Summer in the City

By | June 8, 2012

The thready fingers of heat are already rising from the concrete soul of the city. Another vapid, sullen, summer morning awakens. Dawn brings its dreary, dull, oppressive heat to another struggling newborn day.

It is already too hot to move and too muggy to breathe. I look at the tired trees through a dirty, streaked window – they look staggered and sick. Their leaves are dirty and dull – old tired trees painted a dingy dusty green. I can remember how they sparkled in the cool air of mid-April, and how their shadows stretched long and far in the decreasing slant of an amicable and warm spring sun. In spring the nighttime came quickly and without a even a modicum of twilight. The sky was blue and then it was black and the nocturnal things scurried quickly to find refuge from the cold, winter-like nights of spring.

Now the days are long and the sunlight has no slant. It burns straight down. Twilights are long and it leaves living things yearning for the cool of the night that seems never to come. The sun pierces the dense shade; once-verdant meadows are brown and withered and parched. The once lush green valleys of early summer are smeared with death. They now lie cowering- burnt and lifeless. The field grass looks like rough gritty sand scattered randomly by hot acrid winds on a hellish, unearthly desert. Searing winds swirl past the stunted, lifeless growing things. The sun relentless, drives them nearer and nearer to death. One good rain and the valley would burst forth with life anew, but no rain is coming anytime soon – even that hope has dried up.

**PROBLEM DESCRIPTION**: Retype the passage of the summer-in-the-city piece from "By | June 8, 2012" to "struggling newborn day.".

**SUPPLIED MATERIAL**:

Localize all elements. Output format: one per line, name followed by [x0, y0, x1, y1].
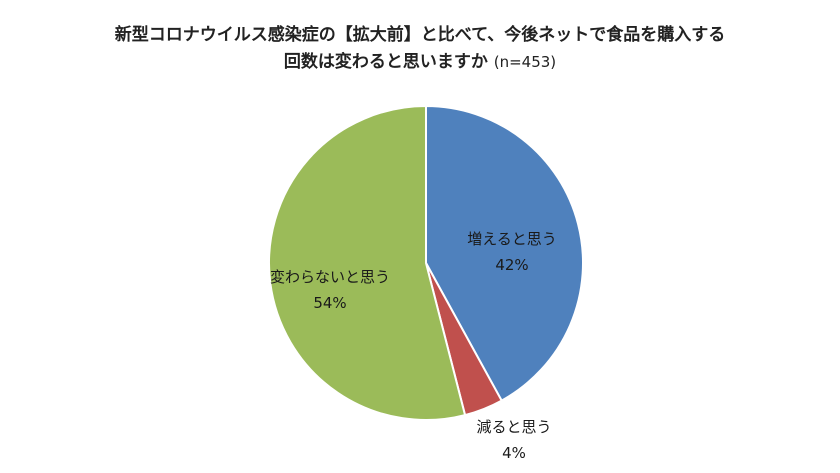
chart-title-line-1: 新型コロナウイルス感染症の【拡大前】と比べて、今後ネットで食品を購入する — [114, 25, 726, 45]
slice-value-label-3: 54% — [313, 294, 346, 312]
pie-slice-3 — [268, 104, 467, 421]
slice-label-1: 増えると思う — [467, 230, 557, 248]
chart-title: 新型コロナウイルス感染症の【拡大前】と比べて、今後ネットで食品を購入する 回数は… — [0, 22, 840, 76]
slice-label-3: 変わらないと思う — [270, 268, 390, 286]
pie-slices — [268, 104, 584, 421]
slice-value-label-2: 4% — [502, 444, 526, 462]
slice-value-label-1: 42% — [495, 256, 528, 274]
chart-title-sample-size: (n=453) — [493, 53, 557, 71]
chart-title-line-2: 回数は変わると思いますか (n=453) — [0, 49, 840, 76]
pie-labels: 増えると思う 42% 減ると思う 4% 変わらないと思う 54% — [270, 230, 557, 462]
chart-title-line-2-text: 回数は変わると思いますか — [283, 52, 488, 72]
pie-slice-1 — [425, 104, 584, 402]
slice-label-2: 減ると思う — [476, 418, 551, 436]
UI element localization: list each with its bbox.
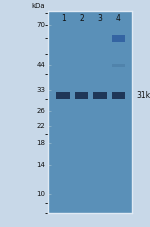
Text: 22: 22: [36, 123, 45, 128]
Text: 44: 44: [36, 62, 45, 68]
Text: 2: 2: [79, 14, 84, 23]
Text: kDa: kDa: [31, 3, 45, 9]
Text: 33: 33: [36, 87, 45, 93]
Text: 31kDa: 31kDa: [136, 91, 150, 100]
Text: 18: 18: [36, 140, 45, 146]
Text: 1: 1: [61, 14, 66, 23]
Bar: [112, 92, 125, 99]
Bar: [112, 35, 125, 42]
Bar: [75, 92, 88, 99]
Text: 14: 14: [36, 162, 45, 168]
Text: 3: 3: [98, 14, 102, 23]
Text: 70: 70: [36, 22, 45, 28]
Bar: [112, 64, 125, 67]
Bar: [56, 92, 70, 99]
Text: 26: 26: [36, 108, 45, 114]
Bar: [93, 92, 107, 99]
Text: 4: 4: [116, 14, 121, 23]
Text: 10: 10: [36, 191, 45, 197]
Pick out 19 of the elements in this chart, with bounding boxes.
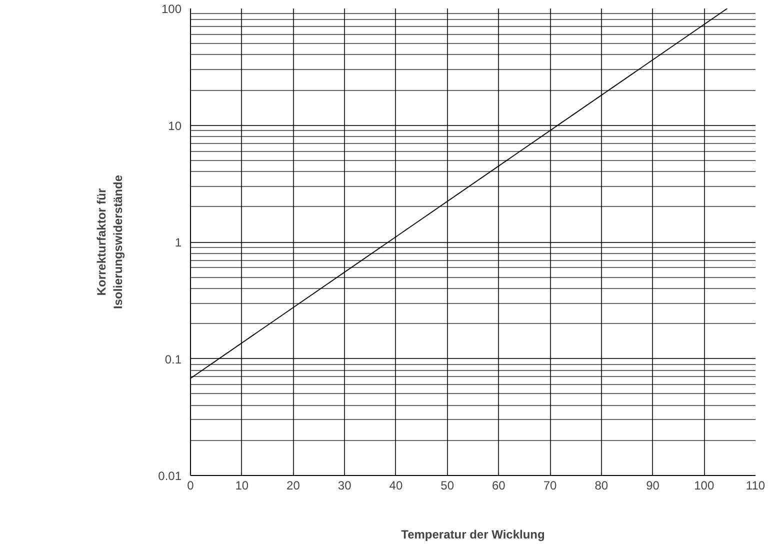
x-tick-label: 10 [235,478,249,492]
x-tick-label: 110 [746,478,766,492]
y-tick-label: 1 [174,236,182,250]
x-axis-title: Temperatur der Wicklung [401,528,545,542]
x-tick-label: 80 [594,478,608,492]
x-tick-label: 70 [543,478,558,492]
x-tick-label: 0 [187,478,194,492]
x-tick-label: 20 [286,478,300,492]
y-tick-label: 100 [161,2,182,16]
x-tick-label: 100 [694,478,714,492]
x-tick-label: 50 [440,478,454,492]
x-tick-label: 90 [646,478,660,492]
y-tick-label: 0.01 [158,469,182,483]
y-tick-label: 0.1 [164,352,182,366]
y-axis-title: Korrekturfaktor für Isolierungswiderstände [94,174,126,310]
y-tick-label: 10 [168,118,182,133]
x-tick-label: 60 [492,478,506,492]
x-tick-label: 40 [389,478,403,492]
x-tick-label: 30 [338,478,352,492]
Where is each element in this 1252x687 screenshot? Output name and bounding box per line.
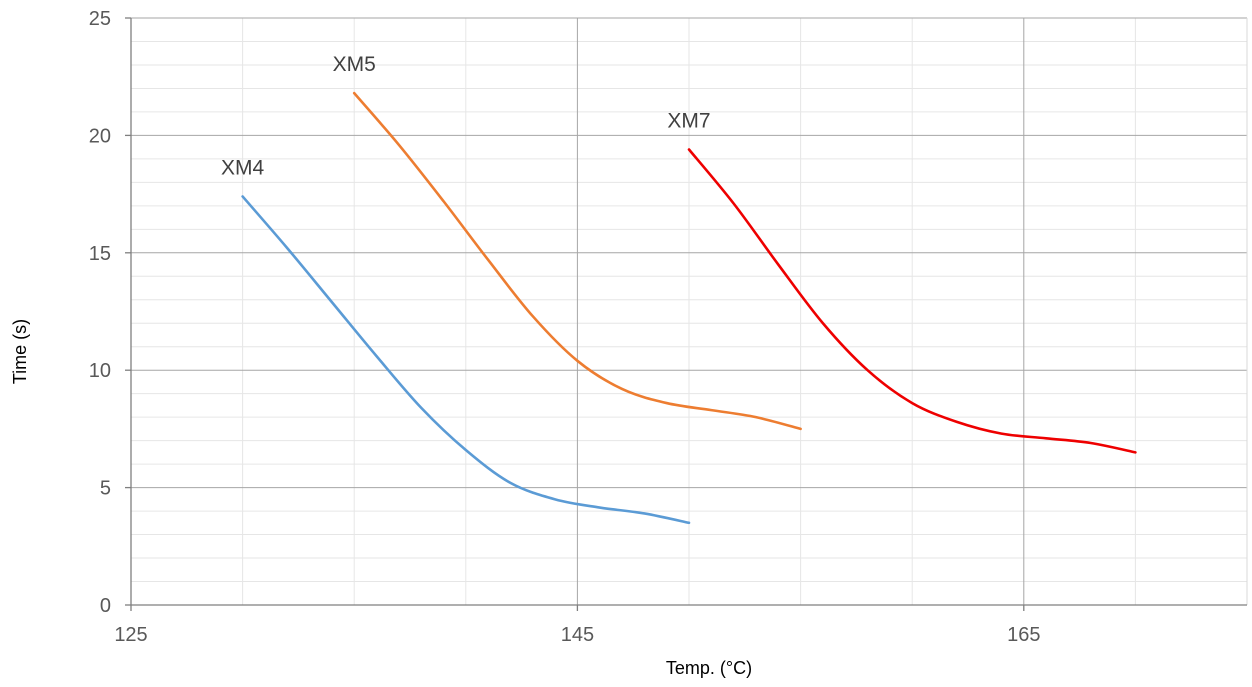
y-tick-label: 5 <box>100 478 111 500</box>
y-tick-labels: 0 5 10 15 20 25 <box>89 8 111 617</box>
series-label-xm7: XM7 <box>667 109 710 132</box>
series-line-xm4 <box>241 195 691 525</box>
series-line-xm5 <box>352 91 802 431</box>
x-tick-label: 125 <box>114 624 147 646</box>
axes <box>125 17 1247 611</box>
x-tick-label: 165 <box>1007 624 1040 646</box>
major-grid <box>131 17 1248 605</box>
y-tick-label: 15 <box>89 243 111 265</box>
series-line-xm7 <box>687 148 1137 454</box>
minor-grid <box>131 18 1248 605</box>
x-tick-labels: 125 145 165 <box>114 624 1040 646</box>
y-axis-title: Time (s) <box>10 319 30 384</box>
y-tick-label: 25 <box>89 8 111 30</box>
series-lines <box>241 91 1137 525</box>
y-tick-label: 10 <box>89 360 111 382</box>
y-tick-label: 0 <box>100 595 111 617</box>
series-labels: XM4 XM5 XM7 <box>221 53 711 179</box>
series-label-xm5: XM5 <box>333 53 376 76</box>
series-label-xm4: XM4 <box>221 156 265 179</box>
x-axis-title: Temp. (°C) <box>666 658 752 678</box>
x-tick-label: 145 <box>561 624 594 646</box>
y-tick-label: 20 <box>89 125 111 147</box>
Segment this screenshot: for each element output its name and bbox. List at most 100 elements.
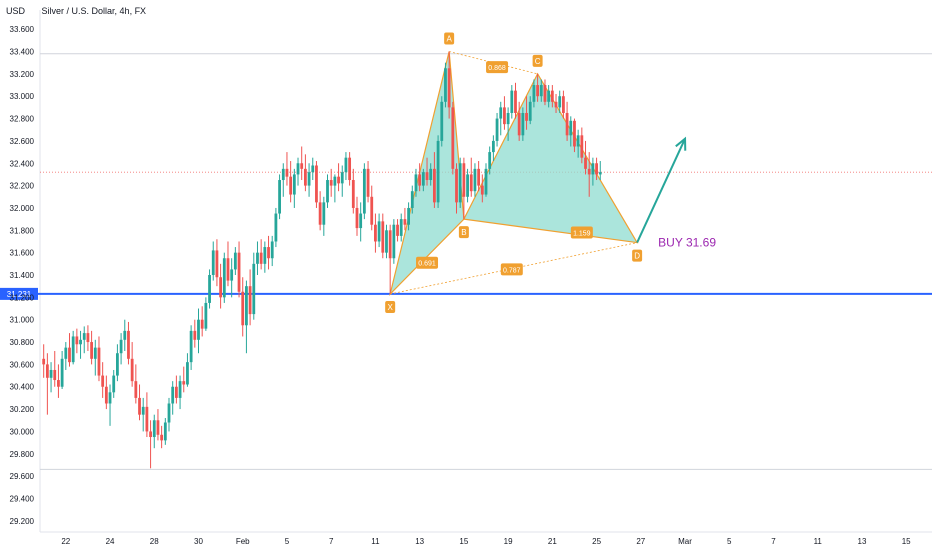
ratio-tag [416,256,439,269]
candle-body [233,252,237,270]
candle-body [208,275,211,303]
candle-body [64,347,68,359]
y-axis[interactable]: 29.200 29.400 29.600 29.800 30.000 30.200 30.4… [10,25,35,526]
pattern-point-tag [632,249,643,262]
pattern-point-label: D [634,252,640,261]
x-tick-label: 28 [150,537,159,546]
candle-body [285,168,289,177]
y-tick-label: 31.200 [10,293,35,302]
candle-body [503,107,506,125]
x-tick-label: 7 [771,537,776,546]
pattern-point-tag [385,300,396,313]
ratio-label: 1.159 [573,231,591,238]
candle-body [407,207,410,225]
candle-body [60,358,64,387]
candle-body [182,381,186,385]
candle-body [388,230,392,259]
candle-body [436,140,440,203]
overlay-layer: X A B C D 0.868 0.691 1.159 0.787 BUY 31.69 [385,32,716,313]
candle-body [528,101,532,121]
candle-body [536,85,540,97]
y-tick-label: 33.400 [10,48,35,57]
candle-body [514,90,517,113]
candle-body [462,163,466,197]
candle-body [53,369,57,381]
x-tick-label: 13 [415,537,424,546]
projection-arrow-line [636,138,686,244]
candle-body [587,168,591,175]
x-axis[interactable]: 22 24 28 30 Feb 5 7 11 13 15 19 21 25 27 Mar 5 7 11 13 15 [61,537,911,546]
candle-body [278,180,281,214]
candle-body [197,319,200,340]
ratio-tag [500,263,523,276]
x-tick-label: 25 [592,537,601,546]
candle-body [451,107,455,169]
candle-body [193,330,197,340]
candle-body [108,392,112,404]
candle-body [149,431,152,438]
ratio-tag [570,226,593,239]
candle-body [403,219,407,225]
candle-body [573,120,576,147]
candle-body [71,336,75,363]
candle-body [156,420,160,435]
candle-body [256,252,259,264]
candle-body [370,196,374,225]
candle-body [219,277,223,298]
candle-body [432,168,436,203]
x-tick-label: 15 [459,537,468,546]
candle-body [532,85,536,102]
candle-body [444,68,447,102]
y-tick-label: 30.400 [10,383,35,392]
levels-layer: 31.231 [0,53,932,470]
candle-body [414,174,418,192]
candle-body [230,269,234,281]
y-tick-label: 30.000 [10,427,35,436]
symbol-title: Silver / U.S. Dollar, 4h, FX [41,6,147,16]
y-tick-label: 33.600 [10,25,35,34]
candle-body [550,90,554,102]
pattern-point-tag [458,226,469,239]
candle-body [429,168,433,181]
y-tick-label: 30.200 [10,405,35,414]
candle-body [351,180,355,208]
pattern-point-label: A [446,35,452,44]
candle-body [525,112,528,121]
candle-body [521,112,525,136]
candle-body [307,172,311,186]
candle-body [495,118,499,141]
candle-body [263,247,267,264]
candle-body [75,336,79,345]
y-tick-label: 29.800 [10,450,35,459]
candle-body [488,152,492,169]
x-tick-label: 5 [285,537,290,546]
y-tick-label: 31.600 [10,249,35,258]
currency-unit-label: USD [6,6,26,16]
candle-body [539,85,543,97]
candle-body [469,174,473,192]
y-tick-label: 29.400 [10,494,35,503]
candle-body [79,339,82,345]
candle-body [57,380,60,387]
y-tick-label: 31.400 [10,271,35,280]
buy-annotation: BUY 31.69 [658,236,716,250]
candle-body [303,168,307,186]
y-tick-label: 32.800 [10,115,35,124]
candle-body [421,172,425,186]
candle-body [68,347,71,363]
candle-body [418,174,422,186]
x-tick-label: 24 [106,537,115,546]
x-tick-label: 5 [727,537,732,546]
candle-body [241,291,245,326]
candle-body [112,375,116,393]
pattern-point-tag [532,54,543,67]
candle-body [311,165,315,173]
candle-body [410,191,414,208]
candle-body [543,85,547,102]
candle-body [337,176,340,184]
y-tick-label: 32.200 [10,182,35,191]
candle-body [259,252,263,264]
candle-body [517,112,521,136]
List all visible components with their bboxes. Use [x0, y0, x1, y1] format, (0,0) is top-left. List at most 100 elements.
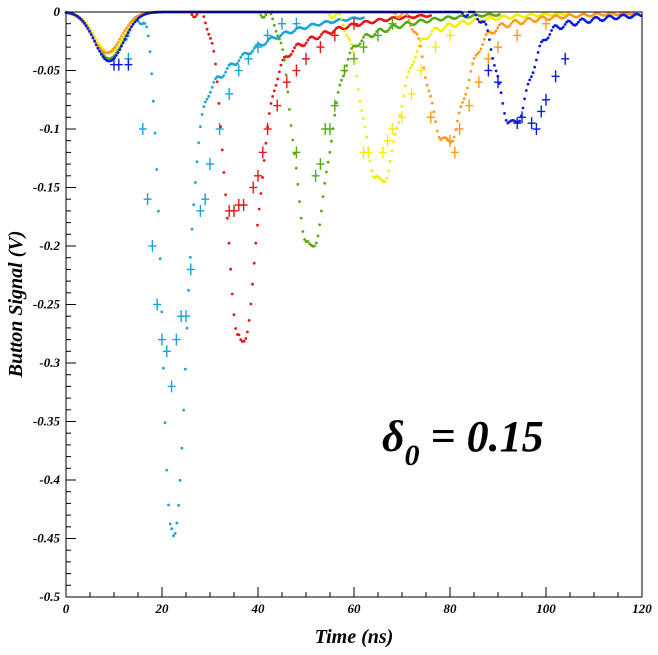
curve-point: [526, 82, 530, 86]
curve-point: [409, 66, 412, 70]
curve-point: [318, 35, 322, 39]
curve-point: [118, 37, 122, 41]
curve-point: [215, 80, 219, 84]
curve-point: [360, 39, 364, 43]
curve-point: [170, 527, 174, 531]
curve-point: [288, 108, 291, 111]
curve-point: [116, 40, 120, 44]
curve-point: [126, 24, 130, 27]
curve-point: [350, 42, 353, 46]
curve-point: [269, 102, 273, 105]
curve-point: [131, 22, 135, 26]
curve-point: [101, 55, 105, 59]
curve-point: [400, 104, 404, 108]
curve-point: [291, 138, 295, 142]
curve-point: [225, 67, 229, 70]
curve-point: [429, 14, 432, 17]
curve-point: [346, 57, 350, 61]
x-tick-label: 80: [444, 601, 458, 616]
curve-point: [501, 102, 505, 105]
curve-point: [346, 25, 350, 28]
curve-point: [336, 91, 340, 94]
curve-point: [575, 22, 579, 26]
curve-point: [387, 169, 390, 173]
curve-point: [237, 59, 241, 63]
curve-point: [494, 29, 498, 33]
curve-point: [293, 46, 296, 50]
curve-point: [207, 32, 211, 36]
curve-point: [338, 12, 342, 16]
curve-point: [94, 43, 98, 47]
curve-point: [99, 52, 103, 56]
curve-point: [325, 170, 328, 174]
curve-point: [286, 90, 290, 94]
curve-point: [414, 31, 417, 34]
curve-point: [207, 94, 211, 98]
curve-point: [278, 70, 281, 74]
curve-point: [318, 223, 322, 227]
curve-point: [331, 16, 335, 20]
curve-point: [545, 38, 548, 41]
curve-point: [422, 66, 426, 70]
curve-point: [188, 255, 192, 259]
curve-point: [373, 176, 377, 180]
curve-point: [398, 113, 402, 117]
curve-point: [150, 72, 154, 76]
y-tick-label: -0.05: [33, 63, 61, 78]
y-tick-label: -0.2: [39, 238, 60, 253]
curve-point: [148, 50, 152, 54]
curve-point: [493, 31, 496, 35]
curve-point: [429, 33, 432, 36]
curve-point: [115, 43, 118, 47]
curve-point: [419, 44, 422, 48]
curve-point: [306, 239, 310, 243]
curve-point: [224, 193, 228, 197]
curve-point: [214, 77, 217, 80]
curve-point: [393, 132, 397, 136]
curve-point: [204, 21, 207, 25]
curve-point: [459, 105, 463, 109]
curve-point: [469, 69, 473, 73]
curve-point: [272, 23, 276, 27]
curve-point: [244, 337, 248, 340]
curve-point: [491, 57, 495, 60]
curve-point: [160, 310, 164, 314]
curve-point: [603, 17, 607, 21]
curve-point: [259, 14, 263, 17]
curve-point: [264, 42, 268, 45]
curve-point: [577, 20, 580, 24]
curve-point: [456, 119, 459, 123]
curve-point: [434, 120, 437, 124]
curve-point: [283, 58, 286, 62]
annotation-subscript: 0: [405, 439, 420, 472]
curve-point: [461, 101, 464, 104]
x-tick-label: 60: [348, 601, 362, 616]
curve-point: [182, 408, 186, 412]
curve-point: [230, 292, 234, 296]
curve-point: [123, 37, 127, 41]
curve-point: [239, 338, 243, 341]
curve-point: [146, 34, 150, 38]
curve-point: [183, 367, 187, 371]
y-tick-label: 0: [54, 4, 61, 19]
curve-point: [115, 54, 118, 57]
curve-point: [320, 33, 323, 36]
curve-point: [125, 34, 128, 38]
curve-point: [340, 17, 343, 21]
curve-point: [261, 176, 264, 179]
curve-point: [355, 74, 358, 78]
curve-point: [232, 313, 236, 316]
frame-overlay: [65, 11, 643, 598]
curve-point: [400, 25, 404, 28]
curve-point: [98, 49, 101, 53]
curve-point: [496, 26, 500, 30]
annotation-symbol: δ: [382, 412, 405, 461]
curve-point: [249, 302, 253, 306]
curve-point: [222, 74, 226, 77]
curve-point: [84, 24, 88, 28]
curve-point: [427, 89, 431, 93]
curve-point: [158, 257, 162, 261]
curve-point: [274, 29, 278, 33]
curve-point: [488, 38, 491, 41]
curve-point: [276, 77, 280, 81]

**COMPLETE OUTPUT**:
By | June 8, 2012

The thready fingers of heat are already rising from the concrete soul of the city. Another vapid, sullen, summer morning awakens. Dawn brings its dreary, dull, oppressive heat to another struggling newborn day.